• _The problem_
Lines containing the word "Transferência" should be extracted in full.

Stored data entries:
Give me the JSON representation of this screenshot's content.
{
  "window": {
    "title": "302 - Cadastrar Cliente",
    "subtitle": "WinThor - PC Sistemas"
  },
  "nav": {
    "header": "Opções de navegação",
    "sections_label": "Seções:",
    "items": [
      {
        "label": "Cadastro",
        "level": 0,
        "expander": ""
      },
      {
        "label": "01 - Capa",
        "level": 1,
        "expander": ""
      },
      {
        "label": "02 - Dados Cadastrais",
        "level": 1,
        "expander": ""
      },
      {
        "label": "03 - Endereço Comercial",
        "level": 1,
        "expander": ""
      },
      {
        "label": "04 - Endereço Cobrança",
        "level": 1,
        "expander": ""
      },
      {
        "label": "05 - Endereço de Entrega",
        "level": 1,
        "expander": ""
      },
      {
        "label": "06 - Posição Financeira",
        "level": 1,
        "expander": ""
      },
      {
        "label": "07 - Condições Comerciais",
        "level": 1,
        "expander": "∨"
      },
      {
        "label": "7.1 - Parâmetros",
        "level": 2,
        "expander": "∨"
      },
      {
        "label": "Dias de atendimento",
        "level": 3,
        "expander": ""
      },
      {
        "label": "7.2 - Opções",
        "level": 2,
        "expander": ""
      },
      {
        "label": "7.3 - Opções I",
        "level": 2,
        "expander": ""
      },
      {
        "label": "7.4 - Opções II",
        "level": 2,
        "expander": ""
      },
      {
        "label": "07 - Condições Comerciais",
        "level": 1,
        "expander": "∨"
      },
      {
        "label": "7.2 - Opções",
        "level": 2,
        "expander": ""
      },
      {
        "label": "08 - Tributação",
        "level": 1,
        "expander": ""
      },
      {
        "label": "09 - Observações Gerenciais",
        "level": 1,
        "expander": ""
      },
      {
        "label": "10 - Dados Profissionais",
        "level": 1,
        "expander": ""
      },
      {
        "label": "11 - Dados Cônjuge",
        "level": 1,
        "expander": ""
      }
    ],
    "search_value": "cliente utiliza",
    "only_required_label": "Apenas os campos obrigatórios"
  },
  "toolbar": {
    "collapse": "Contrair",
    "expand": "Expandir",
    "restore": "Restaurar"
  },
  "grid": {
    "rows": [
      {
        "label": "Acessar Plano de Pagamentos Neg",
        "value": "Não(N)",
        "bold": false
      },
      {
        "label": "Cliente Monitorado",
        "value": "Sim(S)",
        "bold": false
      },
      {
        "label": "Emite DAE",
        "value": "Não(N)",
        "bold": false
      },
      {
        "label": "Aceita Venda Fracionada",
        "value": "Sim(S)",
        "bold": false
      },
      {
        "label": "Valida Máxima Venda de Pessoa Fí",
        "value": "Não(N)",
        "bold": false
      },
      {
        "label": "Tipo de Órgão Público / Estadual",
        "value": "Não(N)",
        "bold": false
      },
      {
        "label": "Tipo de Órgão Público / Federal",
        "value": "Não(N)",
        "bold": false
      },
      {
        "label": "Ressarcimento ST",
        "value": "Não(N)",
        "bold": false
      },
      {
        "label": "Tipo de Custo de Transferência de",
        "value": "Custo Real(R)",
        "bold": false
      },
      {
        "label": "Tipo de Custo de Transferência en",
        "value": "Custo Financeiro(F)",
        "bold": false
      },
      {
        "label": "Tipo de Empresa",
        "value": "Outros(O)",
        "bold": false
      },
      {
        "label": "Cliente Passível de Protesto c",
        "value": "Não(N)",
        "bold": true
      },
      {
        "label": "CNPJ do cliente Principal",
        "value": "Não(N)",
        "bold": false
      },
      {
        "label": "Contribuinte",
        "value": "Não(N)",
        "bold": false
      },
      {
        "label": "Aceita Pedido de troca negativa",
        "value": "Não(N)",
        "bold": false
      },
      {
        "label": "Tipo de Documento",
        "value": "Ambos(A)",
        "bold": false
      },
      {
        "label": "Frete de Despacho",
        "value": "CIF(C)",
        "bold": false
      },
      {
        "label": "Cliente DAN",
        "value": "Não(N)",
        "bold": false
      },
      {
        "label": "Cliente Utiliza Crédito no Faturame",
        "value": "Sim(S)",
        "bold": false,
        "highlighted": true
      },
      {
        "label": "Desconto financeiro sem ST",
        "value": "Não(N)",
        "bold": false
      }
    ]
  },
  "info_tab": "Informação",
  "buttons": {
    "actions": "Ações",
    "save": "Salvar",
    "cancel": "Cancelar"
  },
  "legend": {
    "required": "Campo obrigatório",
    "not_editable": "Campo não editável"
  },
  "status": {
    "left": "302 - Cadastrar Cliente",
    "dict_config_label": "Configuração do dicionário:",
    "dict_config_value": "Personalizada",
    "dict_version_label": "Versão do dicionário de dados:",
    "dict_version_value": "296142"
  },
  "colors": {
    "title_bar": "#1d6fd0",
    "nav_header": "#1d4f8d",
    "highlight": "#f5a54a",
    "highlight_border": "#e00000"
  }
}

• _Result of the exercise_
        "label": "Tipo de Custo de Transferência de",
        "label": "Tipo de Custo de Transferência en",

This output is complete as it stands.